Three channels of continuous VEP recordings were obtained with gold cup electrodes. For the midline channel, the electrodes were placed 4 cm above the inion (active), at the inion (reference), and on the forehead (ground). For the other two channels, the same ground and reference electrodes were used, but the active electrodes were placed 1 cm above and 4 cm lateral to the inion on either side. By taking the difference between pairs of channels, three additional “derived” channels were obtained. The records were amplified with the high- and low-frequency cutoffs set at 3 and 100 Hz, respectively (half-amplitude preamplifier P511J; Grass Instruments, Rockland, MA, USA), and sampled at 1200 Hz (every 0.83 ms). The impedance was less than 5 K for all subjects. In a single session, two 7-minute recordings were obtained from monocular stimulation of each eye and were averaged for analysis. Second-order kernel best-channel responses were then extracted. ^19,20 This averaging, as well as all other analyses, was computed with custom-made programs written in commercial software (Matlab; Mathworks, Inc., Natick, MA, USA). ²¹ Response amplitudes were calculated by obtaining the root mean square (RMS) of the amplitude for each mfVEP response over time intervals from 45 to 150 ms. Signal-to-noise ratios were calculated for each response by dividing the RMS of the signal window by the average of the 60 RMS values of the noise-only window. Each of these values was compared with values from the normative group subjects ²² and monocular probability plots were derived. Interocular amplitude differences for each patient were also calculated by taking the logarithm of the interocular ratio at each location ²¹ and the interocular probability plot was derived. The amplitude probability plot was color-coded with saturated red squares (left eye) and saturated blue squares (right eye), with a significant difference being determined at P < 0.01 and, for desaturated colors, at P < 0.05. 

Monocular and interocular latencies were measured as the temporal shift producing the best cross-correlation value between the corresponding responses of the patient's eye and a template based on control eyes (monocular analysis) or between the corresponding responses from two eyes (interocular analysis). The latency probability plots were color-coded in a manner similar to the amplitude plots using ovals instead of squares. 

To evaluate the mfVEP and HVF total deviation results, we analyzed cluster defects: a defective cluster had two or more contiguous points at P < 0.01, or three or more contiguous points at P < 0.05, with at least one point at P < 0.01. ²³  

All data are expressed as the median and interquartile amplitude. Statistical analysis and study design were based on the recommendations for ophthalmological research. ²⁴ Differences in proportions were evaluated by the χ² test or Fisher's exact test, as appropriate. Differences of two means were evaluated by the Student's t-test if the normal distribution could be assumed or by the nonparametric Mann-Whitney U test if normality was not valid. The association between two quantitative variables was evaluated by Pearson's correlation coefficient. Binary logistic regression analysis was used for the calculation of the odds ratios (ORs) and P values in univariate and multivariate analysis to identify that variables in CIS patients were considered potential predictors of conversion to clinically definite MS.

^^^^

Answer these questions from the mfVEP methods excerpt:
1. At what rate were the recordings sampled?
2. What shape marks the latency probability plots?
3. Which tests were used to evaluate differences in proportions?

^^^^

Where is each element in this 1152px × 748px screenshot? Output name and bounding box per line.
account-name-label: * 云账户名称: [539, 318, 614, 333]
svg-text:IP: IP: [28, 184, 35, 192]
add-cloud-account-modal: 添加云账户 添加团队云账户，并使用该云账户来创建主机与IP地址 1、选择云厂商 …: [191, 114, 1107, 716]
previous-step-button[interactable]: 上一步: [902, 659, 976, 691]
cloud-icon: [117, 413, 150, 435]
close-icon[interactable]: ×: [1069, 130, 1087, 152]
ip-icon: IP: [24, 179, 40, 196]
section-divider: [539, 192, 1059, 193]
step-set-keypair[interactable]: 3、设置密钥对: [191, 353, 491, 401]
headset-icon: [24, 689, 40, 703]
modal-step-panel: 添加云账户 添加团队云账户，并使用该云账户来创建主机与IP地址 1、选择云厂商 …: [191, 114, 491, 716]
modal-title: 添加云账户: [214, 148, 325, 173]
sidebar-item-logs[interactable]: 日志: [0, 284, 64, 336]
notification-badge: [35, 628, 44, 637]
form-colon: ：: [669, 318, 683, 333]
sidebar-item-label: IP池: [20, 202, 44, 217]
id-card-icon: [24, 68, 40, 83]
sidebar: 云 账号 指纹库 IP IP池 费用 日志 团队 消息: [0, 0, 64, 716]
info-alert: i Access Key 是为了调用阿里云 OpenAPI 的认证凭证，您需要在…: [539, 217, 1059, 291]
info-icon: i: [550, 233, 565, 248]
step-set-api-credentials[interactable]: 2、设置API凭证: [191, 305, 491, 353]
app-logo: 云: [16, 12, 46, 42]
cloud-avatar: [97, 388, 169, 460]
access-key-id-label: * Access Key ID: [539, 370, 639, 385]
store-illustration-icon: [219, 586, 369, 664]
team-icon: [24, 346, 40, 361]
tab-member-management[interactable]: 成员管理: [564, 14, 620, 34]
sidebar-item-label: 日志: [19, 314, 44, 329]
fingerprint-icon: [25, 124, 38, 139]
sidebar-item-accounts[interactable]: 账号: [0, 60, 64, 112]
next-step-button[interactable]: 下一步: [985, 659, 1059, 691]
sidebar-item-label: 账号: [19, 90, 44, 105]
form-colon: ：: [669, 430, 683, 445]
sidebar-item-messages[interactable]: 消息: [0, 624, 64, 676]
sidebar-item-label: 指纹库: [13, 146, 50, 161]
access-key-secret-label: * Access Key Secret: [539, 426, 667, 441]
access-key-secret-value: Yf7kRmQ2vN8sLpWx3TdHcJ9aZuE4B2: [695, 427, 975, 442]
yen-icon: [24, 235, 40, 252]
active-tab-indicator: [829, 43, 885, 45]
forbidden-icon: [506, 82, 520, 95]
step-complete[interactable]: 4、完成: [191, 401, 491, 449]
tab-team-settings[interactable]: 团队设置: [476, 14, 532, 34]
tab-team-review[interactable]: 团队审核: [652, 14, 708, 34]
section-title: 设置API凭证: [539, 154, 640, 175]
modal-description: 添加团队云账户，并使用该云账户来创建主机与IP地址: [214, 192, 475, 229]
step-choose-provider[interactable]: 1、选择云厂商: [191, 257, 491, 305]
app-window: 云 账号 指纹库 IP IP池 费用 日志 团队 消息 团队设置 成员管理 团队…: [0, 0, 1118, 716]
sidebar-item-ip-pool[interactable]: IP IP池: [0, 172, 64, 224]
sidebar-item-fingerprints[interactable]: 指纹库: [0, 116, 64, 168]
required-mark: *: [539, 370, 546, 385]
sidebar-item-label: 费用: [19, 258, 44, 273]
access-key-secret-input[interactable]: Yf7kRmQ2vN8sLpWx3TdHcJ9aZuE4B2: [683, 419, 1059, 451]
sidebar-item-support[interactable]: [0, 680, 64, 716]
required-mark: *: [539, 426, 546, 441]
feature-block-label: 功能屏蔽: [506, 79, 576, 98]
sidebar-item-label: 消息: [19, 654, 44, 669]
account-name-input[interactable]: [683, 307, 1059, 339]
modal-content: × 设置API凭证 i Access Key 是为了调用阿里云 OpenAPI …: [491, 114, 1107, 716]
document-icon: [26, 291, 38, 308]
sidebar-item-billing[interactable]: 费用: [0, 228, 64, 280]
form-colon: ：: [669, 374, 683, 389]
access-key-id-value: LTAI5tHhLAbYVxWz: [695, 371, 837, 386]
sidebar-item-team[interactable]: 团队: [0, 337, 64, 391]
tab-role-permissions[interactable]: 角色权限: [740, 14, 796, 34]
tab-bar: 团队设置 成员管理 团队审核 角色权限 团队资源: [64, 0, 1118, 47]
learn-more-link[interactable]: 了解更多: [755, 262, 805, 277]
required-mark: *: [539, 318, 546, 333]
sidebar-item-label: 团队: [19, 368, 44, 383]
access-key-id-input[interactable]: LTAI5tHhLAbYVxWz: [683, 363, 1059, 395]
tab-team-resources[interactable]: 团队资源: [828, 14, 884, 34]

^^^^

TASK RESPONSE -
1. 1200 Hz (every 0.83 ms).
2. Ovals.
3. The χ² test or Fisher's exact test, as appropriate.